__Required action__. Scan the entries below for the word "complex", then copy each line that holds it.

__Record excerpts__.
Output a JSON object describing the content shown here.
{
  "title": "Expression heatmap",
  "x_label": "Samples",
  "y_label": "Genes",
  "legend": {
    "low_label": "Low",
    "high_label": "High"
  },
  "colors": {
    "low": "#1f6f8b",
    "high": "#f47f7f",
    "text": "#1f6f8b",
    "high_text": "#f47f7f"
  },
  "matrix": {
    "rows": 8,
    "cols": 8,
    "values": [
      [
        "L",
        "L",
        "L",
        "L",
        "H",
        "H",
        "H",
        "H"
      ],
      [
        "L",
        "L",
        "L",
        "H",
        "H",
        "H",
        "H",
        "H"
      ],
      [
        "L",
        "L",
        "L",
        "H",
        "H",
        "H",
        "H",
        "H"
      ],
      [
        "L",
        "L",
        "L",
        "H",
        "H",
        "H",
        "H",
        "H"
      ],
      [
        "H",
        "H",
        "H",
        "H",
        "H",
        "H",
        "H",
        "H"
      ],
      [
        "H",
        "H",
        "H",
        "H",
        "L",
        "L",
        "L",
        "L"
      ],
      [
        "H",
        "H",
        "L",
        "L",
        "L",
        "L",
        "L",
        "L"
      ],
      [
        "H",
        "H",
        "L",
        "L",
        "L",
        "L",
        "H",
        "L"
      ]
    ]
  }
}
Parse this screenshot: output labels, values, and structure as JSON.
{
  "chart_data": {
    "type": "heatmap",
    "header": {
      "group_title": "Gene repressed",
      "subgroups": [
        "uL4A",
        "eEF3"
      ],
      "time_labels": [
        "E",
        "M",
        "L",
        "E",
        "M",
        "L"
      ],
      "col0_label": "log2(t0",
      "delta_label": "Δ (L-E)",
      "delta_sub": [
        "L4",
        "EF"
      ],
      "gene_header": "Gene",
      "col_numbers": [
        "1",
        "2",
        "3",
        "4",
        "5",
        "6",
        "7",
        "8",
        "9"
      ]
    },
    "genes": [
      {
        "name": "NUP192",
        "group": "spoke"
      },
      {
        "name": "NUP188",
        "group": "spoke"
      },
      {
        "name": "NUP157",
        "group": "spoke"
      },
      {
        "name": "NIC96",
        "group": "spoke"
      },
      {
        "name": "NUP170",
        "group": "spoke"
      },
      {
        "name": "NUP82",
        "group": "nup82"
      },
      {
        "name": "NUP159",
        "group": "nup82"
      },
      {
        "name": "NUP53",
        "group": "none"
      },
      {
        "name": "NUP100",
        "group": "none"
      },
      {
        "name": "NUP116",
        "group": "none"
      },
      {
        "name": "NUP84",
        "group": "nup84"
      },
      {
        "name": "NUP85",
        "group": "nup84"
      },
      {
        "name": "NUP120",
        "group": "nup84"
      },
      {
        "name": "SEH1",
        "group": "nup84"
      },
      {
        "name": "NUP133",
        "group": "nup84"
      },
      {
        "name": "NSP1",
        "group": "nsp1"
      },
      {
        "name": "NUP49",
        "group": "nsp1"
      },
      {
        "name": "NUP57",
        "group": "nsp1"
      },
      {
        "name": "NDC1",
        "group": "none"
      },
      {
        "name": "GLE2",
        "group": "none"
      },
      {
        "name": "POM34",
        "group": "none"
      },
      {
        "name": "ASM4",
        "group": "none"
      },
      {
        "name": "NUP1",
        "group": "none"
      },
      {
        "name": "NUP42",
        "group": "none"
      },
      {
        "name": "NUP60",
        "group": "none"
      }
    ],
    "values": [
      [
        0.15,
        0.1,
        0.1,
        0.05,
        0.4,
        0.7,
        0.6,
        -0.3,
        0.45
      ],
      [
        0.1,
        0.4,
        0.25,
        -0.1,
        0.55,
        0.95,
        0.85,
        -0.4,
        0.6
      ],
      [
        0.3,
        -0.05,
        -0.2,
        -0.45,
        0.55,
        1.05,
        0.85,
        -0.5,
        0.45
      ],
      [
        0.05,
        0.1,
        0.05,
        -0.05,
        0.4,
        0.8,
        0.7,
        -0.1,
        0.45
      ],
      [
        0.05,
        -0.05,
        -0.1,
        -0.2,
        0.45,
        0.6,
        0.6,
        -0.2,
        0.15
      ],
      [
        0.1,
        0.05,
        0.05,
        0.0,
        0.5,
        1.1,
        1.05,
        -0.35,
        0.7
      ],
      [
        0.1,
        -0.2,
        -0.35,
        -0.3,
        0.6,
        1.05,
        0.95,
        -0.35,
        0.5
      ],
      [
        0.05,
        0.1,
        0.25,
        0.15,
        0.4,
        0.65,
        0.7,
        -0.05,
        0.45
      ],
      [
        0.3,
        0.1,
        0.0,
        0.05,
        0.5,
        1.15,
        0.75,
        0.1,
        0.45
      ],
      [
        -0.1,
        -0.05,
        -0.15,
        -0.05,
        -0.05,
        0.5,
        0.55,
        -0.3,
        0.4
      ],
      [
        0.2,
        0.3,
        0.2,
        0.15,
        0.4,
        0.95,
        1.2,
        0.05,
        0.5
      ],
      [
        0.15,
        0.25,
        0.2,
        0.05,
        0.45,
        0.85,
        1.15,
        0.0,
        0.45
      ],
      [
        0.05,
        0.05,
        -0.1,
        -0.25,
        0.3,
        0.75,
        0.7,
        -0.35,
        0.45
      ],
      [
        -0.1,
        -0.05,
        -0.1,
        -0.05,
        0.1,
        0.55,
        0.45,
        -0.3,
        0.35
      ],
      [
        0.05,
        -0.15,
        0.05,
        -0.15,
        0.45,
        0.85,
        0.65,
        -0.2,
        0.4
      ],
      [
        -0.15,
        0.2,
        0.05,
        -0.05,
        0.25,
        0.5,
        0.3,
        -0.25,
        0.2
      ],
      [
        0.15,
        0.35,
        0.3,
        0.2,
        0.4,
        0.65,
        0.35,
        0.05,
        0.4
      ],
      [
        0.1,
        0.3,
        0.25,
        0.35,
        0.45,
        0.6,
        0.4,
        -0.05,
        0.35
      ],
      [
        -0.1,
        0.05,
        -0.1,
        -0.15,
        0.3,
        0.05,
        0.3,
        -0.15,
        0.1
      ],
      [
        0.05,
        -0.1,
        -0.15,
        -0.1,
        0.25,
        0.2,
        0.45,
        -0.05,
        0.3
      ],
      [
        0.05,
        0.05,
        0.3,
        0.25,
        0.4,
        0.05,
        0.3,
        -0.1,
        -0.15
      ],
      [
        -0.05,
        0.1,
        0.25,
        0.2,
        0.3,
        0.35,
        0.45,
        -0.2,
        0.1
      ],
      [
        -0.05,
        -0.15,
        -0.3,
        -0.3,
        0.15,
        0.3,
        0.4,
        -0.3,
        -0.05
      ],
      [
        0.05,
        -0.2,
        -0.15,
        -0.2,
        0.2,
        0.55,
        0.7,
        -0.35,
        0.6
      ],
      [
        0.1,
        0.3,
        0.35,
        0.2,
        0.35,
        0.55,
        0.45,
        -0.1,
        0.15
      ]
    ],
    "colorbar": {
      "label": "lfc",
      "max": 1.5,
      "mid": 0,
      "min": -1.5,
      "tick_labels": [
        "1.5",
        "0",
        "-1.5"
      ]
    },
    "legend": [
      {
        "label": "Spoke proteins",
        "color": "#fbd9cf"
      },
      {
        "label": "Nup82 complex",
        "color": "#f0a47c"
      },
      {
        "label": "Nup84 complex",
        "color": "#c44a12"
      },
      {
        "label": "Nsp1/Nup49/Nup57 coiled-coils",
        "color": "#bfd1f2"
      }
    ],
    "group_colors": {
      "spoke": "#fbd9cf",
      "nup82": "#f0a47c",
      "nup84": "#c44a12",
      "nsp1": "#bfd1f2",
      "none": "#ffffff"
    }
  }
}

__Response below__.
        "label": "Nup82 complex",
        "label": "Nup84 complex",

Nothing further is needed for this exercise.